START
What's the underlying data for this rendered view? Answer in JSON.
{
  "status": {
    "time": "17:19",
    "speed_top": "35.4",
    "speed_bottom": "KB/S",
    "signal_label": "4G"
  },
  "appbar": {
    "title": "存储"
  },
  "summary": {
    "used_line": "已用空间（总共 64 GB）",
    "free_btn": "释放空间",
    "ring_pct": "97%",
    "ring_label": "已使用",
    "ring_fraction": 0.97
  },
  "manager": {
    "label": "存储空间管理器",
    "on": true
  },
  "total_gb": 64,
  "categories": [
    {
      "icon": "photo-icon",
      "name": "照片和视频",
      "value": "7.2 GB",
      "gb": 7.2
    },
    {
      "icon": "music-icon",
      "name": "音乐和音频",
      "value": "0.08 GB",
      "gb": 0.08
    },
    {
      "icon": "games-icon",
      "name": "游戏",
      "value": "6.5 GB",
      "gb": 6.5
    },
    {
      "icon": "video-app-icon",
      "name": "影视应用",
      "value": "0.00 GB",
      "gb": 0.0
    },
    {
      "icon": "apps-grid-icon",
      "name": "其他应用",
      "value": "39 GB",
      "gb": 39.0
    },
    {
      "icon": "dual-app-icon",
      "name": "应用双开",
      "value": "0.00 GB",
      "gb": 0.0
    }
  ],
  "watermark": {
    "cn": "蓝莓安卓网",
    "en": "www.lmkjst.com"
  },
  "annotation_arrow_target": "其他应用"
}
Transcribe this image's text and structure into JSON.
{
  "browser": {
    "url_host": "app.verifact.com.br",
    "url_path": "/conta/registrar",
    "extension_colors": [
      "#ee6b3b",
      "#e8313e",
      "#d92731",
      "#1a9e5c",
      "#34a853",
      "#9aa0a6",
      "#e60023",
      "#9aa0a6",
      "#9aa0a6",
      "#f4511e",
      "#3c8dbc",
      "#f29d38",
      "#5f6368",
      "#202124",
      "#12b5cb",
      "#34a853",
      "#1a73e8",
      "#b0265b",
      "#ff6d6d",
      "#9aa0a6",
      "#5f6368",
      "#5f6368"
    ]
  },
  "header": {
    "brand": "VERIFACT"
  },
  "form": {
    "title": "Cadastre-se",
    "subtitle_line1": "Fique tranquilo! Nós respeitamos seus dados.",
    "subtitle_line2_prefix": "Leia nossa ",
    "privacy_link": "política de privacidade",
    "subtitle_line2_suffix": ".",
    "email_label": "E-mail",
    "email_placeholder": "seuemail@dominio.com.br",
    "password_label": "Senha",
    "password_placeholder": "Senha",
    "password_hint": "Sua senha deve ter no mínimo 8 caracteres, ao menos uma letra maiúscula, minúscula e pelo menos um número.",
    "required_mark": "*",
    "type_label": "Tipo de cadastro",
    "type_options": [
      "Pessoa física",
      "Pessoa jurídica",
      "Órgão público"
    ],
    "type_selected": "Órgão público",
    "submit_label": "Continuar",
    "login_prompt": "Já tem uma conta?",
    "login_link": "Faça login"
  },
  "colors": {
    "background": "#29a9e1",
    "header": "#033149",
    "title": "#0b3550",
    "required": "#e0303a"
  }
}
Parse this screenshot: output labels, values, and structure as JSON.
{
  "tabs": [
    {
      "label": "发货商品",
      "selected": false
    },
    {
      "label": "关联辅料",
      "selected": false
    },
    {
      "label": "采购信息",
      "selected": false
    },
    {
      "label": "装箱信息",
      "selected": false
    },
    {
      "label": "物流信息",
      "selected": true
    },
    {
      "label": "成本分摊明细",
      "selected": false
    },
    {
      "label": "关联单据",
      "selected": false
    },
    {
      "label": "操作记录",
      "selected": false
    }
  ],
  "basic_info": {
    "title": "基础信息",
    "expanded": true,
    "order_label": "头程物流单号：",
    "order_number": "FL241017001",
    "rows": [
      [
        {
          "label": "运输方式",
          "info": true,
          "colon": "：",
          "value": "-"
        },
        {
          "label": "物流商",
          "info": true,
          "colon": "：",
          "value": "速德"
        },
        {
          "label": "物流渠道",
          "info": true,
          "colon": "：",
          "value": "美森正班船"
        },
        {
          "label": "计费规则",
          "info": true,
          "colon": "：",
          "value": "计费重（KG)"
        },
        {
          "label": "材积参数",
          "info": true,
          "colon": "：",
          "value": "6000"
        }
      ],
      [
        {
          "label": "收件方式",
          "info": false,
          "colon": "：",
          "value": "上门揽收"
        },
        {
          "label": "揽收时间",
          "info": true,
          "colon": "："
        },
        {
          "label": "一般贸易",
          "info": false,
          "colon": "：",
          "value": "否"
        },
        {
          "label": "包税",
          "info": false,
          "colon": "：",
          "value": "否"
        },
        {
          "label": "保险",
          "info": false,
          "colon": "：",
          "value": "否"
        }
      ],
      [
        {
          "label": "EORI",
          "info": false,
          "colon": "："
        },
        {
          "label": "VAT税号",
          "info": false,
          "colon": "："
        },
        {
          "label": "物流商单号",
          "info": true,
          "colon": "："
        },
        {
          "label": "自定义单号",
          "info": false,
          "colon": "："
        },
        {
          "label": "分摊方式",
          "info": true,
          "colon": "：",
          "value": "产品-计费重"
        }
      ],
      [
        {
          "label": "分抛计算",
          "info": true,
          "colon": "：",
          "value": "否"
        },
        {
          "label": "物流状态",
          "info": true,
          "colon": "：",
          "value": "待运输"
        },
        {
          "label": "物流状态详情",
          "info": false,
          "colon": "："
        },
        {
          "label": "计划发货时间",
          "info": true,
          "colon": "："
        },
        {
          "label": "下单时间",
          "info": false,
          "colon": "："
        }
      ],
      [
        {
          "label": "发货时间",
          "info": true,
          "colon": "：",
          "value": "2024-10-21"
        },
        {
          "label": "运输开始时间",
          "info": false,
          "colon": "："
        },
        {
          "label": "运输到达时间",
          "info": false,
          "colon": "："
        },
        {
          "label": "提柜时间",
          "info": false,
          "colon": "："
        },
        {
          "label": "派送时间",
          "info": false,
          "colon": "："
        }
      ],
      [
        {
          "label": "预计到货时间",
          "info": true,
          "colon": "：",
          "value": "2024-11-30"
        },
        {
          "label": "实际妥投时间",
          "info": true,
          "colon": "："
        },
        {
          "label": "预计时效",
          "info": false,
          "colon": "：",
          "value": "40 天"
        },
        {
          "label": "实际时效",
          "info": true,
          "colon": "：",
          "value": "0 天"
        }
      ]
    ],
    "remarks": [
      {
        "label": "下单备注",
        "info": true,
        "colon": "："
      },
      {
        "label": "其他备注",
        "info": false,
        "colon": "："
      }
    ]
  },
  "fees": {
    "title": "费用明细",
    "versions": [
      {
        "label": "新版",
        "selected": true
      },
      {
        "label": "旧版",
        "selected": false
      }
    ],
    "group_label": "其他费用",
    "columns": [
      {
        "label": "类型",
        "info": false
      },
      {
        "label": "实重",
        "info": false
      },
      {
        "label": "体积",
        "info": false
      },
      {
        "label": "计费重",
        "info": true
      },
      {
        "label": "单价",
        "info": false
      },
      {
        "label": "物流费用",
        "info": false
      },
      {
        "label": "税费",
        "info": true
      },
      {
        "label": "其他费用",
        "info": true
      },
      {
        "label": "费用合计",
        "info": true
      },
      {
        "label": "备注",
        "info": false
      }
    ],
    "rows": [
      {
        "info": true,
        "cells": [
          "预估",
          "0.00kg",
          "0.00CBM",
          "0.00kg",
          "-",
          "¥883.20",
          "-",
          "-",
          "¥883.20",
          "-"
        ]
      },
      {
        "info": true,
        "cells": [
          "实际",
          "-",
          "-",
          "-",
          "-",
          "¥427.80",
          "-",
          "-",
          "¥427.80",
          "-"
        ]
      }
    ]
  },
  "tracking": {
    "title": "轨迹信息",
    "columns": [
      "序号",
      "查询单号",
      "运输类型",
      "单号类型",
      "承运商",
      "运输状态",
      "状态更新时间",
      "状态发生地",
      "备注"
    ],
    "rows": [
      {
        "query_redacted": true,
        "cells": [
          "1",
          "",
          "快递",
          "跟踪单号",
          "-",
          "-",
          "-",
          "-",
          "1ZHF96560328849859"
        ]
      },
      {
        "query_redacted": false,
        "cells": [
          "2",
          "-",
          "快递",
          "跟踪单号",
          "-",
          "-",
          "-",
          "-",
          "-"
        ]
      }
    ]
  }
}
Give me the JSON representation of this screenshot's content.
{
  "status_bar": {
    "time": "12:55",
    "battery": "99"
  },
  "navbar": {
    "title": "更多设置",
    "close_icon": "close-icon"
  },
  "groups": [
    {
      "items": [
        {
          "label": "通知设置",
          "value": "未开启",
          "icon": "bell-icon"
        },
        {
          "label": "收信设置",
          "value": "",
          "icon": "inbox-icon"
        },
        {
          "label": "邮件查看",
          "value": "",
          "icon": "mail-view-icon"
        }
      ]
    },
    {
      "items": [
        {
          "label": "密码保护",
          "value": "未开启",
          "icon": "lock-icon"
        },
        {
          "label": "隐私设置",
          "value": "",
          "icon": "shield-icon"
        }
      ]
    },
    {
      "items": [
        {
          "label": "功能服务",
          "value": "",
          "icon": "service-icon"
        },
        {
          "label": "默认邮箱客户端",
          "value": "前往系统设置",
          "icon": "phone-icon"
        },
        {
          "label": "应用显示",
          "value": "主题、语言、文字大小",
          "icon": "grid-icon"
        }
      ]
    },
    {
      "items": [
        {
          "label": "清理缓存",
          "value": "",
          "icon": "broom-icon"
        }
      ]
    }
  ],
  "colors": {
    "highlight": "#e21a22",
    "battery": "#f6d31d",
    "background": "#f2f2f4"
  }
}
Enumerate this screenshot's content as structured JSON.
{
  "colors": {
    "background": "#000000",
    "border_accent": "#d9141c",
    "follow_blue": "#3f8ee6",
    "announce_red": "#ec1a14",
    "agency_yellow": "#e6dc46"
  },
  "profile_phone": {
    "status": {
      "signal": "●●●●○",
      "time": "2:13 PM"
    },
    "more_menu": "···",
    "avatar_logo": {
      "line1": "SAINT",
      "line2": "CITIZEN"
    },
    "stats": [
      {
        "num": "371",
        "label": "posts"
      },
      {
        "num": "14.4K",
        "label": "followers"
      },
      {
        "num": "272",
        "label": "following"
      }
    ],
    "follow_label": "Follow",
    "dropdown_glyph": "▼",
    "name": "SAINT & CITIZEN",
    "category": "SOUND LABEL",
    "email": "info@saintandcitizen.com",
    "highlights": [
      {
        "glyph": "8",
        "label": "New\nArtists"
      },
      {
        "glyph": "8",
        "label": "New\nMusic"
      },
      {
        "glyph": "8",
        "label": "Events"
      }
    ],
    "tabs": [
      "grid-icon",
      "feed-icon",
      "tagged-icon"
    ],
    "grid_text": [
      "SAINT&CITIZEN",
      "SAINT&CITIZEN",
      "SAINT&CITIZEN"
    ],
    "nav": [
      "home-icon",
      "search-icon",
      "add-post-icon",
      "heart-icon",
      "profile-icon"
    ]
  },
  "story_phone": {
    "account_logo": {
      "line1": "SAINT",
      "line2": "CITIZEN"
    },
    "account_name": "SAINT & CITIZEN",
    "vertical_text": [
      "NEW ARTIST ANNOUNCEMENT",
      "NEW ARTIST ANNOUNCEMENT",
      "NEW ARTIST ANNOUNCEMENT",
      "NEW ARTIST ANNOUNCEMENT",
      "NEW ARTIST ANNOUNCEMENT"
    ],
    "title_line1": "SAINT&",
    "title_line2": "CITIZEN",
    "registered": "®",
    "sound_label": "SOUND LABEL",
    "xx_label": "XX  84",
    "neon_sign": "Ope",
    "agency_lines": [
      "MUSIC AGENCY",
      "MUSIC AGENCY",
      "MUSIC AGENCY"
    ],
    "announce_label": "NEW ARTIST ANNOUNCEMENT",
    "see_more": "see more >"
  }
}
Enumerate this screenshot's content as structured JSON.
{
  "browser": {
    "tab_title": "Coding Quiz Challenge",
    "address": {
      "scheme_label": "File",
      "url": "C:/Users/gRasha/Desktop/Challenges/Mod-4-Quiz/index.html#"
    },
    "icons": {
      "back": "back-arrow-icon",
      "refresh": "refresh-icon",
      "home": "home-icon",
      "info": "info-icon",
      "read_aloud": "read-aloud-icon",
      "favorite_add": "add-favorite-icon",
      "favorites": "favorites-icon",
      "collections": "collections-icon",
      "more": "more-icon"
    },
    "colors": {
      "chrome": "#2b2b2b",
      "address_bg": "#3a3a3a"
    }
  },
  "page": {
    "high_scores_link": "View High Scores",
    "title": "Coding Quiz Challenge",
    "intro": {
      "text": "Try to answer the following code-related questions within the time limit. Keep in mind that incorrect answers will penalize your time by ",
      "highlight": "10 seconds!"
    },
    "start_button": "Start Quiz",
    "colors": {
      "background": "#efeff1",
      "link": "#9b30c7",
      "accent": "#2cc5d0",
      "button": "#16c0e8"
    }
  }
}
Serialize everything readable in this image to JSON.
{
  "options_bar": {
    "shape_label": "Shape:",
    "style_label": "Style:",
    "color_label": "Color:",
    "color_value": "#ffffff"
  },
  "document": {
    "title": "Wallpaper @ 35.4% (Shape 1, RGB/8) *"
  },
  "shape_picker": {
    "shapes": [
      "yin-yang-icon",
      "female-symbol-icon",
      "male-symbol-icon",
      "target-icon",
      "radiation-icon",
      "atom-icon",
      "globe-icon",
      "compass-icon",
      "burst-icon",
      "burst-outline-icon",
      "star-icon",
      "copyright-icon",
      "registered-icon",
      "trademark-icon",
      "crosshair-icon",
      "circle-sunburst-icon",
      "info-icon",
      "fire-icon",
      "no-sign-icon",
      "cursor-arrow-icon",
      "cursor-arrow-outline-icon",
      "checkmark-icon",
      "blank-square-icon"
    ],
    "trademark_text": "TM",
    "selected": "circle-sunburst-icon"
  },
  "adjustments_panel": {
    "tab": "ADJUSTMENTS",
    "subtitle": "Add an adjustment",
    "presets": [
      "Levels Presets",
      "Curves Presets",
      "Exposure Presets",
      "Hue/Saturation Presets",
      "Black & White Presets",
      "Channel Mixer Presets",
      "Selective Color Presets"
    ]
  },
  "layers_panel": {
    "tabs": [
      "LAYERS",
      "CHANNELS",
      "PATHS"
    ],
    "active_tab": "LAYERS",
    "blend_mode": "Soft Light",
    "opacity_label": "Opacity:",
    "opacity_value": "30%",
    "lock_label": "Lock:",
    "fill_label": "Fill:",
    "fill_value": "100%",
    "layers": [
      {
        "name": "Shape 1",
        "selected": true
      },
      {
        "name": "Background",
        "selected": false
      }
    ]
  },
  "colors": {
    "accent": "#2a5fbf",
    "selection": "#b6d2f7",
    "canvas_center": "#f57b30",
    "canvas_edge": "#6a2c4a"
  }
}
END
TASK BRIEF ▸
Provide solely the number of lines in the data that include the word "Órgão".

SOLUTION FOR THIS PROBLEM ▸
2